→ **ITEMS**:

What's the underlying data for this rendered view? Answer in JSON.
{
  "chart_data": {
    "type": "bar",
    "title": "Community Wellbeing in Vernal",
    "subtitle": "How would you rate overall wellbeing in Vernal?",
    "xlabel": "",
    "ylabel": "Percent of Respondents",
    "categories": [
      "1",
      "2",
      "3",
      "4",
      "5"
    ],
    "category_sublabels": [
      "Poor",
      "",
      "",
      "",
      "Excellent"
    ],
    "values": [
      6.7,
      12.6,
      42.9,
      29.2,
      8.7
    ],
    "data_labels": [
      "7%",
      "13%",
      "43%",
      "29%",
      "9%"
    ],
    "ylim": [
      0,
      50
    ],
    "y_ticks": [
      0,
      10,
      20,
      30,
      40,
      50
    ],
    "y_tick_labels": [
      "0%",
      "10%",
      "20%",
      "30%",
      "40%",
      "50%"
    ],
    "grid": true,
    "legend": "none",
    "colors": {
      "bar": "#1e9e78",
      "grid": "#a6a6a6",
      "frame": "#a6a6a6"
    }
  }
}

→ **WHAT TO PRODUCE**:
Copy out each line of the data containing the string "Vernal".

→ **RESULT**:
    "title": "Community Wellbeing in Vernal",
    "subtitle": "How would you rate overall wellbeing in Vernal?",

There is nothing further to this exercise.